■ WRITTEN EXERCISE
Repeat, line for line, the entries printed below.

■ EXTRACTED ENTRIES
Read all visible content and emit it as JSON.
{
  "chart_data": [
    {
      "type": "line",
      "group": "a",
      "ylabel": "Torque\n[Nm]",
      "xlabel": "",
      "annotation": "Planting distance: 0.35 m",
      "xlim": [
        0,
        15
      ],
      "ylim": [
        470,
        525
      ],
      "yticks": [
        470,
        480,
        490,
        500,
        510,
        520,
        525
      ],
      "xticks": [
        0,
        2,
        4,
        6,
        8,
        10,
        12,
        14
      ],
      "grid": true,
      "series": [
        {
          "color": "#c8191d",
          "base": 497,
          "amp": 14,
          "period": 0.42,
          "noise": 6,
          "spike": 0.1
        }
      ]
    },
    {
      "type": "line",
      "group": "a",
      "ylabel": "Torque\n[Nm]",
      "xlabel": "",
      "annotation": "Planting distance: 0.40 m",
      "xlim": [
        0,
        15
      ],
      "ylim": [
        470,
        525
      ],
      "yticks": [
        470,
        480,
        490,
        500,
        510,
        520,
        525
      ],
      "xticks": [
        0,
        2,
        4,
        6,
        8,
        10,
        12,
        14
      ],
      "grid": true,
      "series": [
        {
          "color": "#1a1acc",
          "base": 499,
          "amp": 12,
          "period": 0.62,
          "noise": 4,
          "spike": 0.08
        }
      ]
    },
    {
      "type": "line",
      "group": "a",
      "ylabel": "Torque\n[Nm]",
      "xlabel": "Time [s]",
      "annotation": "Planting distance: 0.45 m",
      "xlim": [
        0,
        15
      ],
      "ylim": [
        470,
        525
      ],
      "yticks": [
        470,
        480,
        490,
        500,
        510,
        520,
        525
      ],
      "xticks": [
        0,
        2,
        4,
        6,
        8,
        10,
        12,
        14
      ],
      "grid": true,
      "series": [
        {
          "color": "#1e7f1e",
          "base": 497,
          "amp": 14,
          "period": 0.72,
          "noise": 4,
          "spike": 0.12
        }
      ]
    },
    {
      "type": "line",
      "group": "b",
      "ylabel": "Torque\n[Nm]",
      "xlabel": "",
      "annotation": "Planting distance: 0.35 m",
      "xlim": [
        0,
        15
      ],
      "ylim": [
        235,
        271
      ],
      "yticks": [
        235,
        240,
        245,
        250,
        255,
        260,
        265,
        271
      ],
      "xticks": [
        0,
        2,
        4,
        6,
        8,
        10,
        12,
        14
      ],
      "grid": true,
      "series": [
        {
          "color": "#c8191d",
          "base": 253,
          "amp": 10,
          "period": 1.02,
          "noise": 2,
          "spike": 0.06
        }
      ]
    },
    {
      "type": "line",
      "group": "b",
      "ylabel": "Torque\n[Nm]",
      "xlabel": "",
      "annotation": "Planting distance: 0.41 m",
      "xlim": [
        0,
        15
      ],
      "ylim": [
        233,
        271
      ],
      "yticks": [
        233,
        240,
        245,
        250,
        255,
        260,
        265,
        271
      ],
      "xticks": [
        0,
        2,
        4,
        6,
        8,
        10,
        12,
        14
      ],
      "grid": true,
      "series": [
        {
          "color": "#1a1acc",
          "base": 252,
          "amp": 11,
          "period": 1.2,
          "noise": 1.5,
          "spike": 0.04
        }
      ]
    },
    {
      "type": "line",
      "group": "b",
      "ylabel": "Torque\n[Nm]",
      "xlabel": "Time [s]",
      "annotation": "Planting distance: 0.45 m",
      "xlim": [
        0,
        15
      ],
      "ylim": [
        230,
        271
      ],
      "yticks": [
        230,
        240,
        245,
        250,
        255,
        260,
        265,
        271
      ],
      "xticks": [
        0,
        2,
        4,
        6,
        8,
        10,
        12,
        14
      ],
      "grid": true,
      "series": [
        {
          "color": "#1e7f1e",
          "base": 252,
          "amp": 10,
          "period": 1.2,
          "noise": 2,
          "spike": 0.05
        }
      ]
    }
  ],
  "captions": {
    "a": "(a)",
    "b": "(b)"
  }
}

■ RESPONSE
Read all visible content and emit it as JSON.
{
  "chart_data": [
    {
      "type": "line",
      "group": "a",
      "ylabel": "Torque\n[Nm]",
      "xlabel": "",
      "annotation": "Planting distance: 0.35 m",
      "xlim": [
        0,
        15
      ],
      "ylim": [
        470,
        525
      ],
      "yticks": [
        470,
        480,
        490,
        500,
        510,
        520,
        525
      ],
      "xticks": [
        0,
        2,
        4,
        6,
        8,
        10,
        12,
        14
      ],
      "grid": true,
      "series": [
        {
          "color": "#c8191d",
          "base": 497,
          "amp": 14,
          "period": 0.42,
          "noise": 6,
          "spike": 0.1
        }
      ]
    },
    {
      "type": "line",
      "group": "a",
      "ylabel": "Torque\n[Nm]",
      "xlabel": "",
      "annotation": "Planting distance: 0.40 m",
      "xlim": [
        0,
        15
      ],
      "ylim": [
        470,
        525
      ],
      "yticks": [
        470,
        480,
        490,
        500,
        510,
        520,
        525
      ],
      "xticks": [
        0,
        2,
        4,
        6,
        8,
        10,
        12,
        14
      ],
      "grid": true,
      "series": [
        {
          "color": "#1a1acc",
          "base": 499,
          "amp": 12,
          "period": 0.62,
          "noise": 4,
          "spike": 0.08
        }
      ]
    },
    {
      "type": "line",
      "group": "a",
      "ylabel": "Torque\n[Nm]",
      "xlabel": "Time [s]",
      "annotation": "Planting distance: 0.45 m",
      "xlim": [
        0,
        15
      ],
      "ylim": [
        470,
        525
      ],
      "yticks": [
        470,
        480,
        490,
        500,
        510,
        520,
        525
      ],
      "xticks": [
        0,
        2,
        4,
        6,
        8,
        10,
        12,
        14
      ],
      "grid": true,
      "series": [
        {
          "color": "#1e7f1e",
          "base": 497,
          "amp": 14,
          "period": 0.72,
          "noise": 4,
          "spike": 0.12
        }
      ]
    },
    {
      "type": "line",
      "group": "b",
      "ylabel": "Torque\n[Nm]",
      "xlabel": "",
      "annotation": "Planting distance: 0.35 m",
      "xlim": [
        0,
        15
      ],
      "ylim": [
        235,
        271
      ],
      "yticks": [
        235,
        240,
        245,
        250,
        255,
        260,
        265,
        271
      ],
      "xticks": [
        0,
        2,
        4,
        6,
        8,
        10,
        12,
        14
      ],
      "grid": true,
      "series": [
        {
          "color": "#c8191d",
          "base": 253,
          "amp": 10,
          "period": 1.02,
          "noise": 2,
          "spike": 0.06
        }
      ]
    },
    {
      "type": "line",
      "group": "b",
      "ylabel": "Torque\n[Nm]",
      "xlabel": "",
      "annotation": "Planting distance: 0.41 m",
      "xlim": [
        0,
        15
      ],
      "ylim": [
        233,
        271
      ],
      "yticks": [
        233,
        240,
        245,
        250,
        255,
        260,
        265,
        271
      ],
      "xticks": [
        0,
        2,
        4,
        6,
        8,
        10,
        12,
        14
      ],
      "grid": true,
      "series": [
        {
          "color": "#1a1acc",
          "base": 252,
          "amp": 11,
          "period": 1.2,
          "noise": 1.5,
          "spike": 0.04
        }
      ]
    },
    {
      "type": "line",
      "group": "b",
      "ylabel": "Torque\n[Nm]",
      "xlabel": "Time [s]",
      "annotation": "Planting distance: 0.45 m",
      "xlim": [
        0,
        15
      ],
      "ylim": [
        230,
        271
      ],
      "yticks": [
        230,
        240,
        245,
        250,
        255,
        260,
        265,
        271
      ],
      "xticks": [
        0,
        2,
        4,
        6,
        8,
        10,
        12,
        14
      ],
      "grid": true,
      "series": [
        {
          "color": "#1e7f1e",
          "base": 252,
          "amp": 10,
          "period": 1.2,
          "noise": 2,
          "spike": 0.05
        }
      ]
    }
  ],
  "captions": {
    "a": "(a)",
    "b": "(b)"
  }
}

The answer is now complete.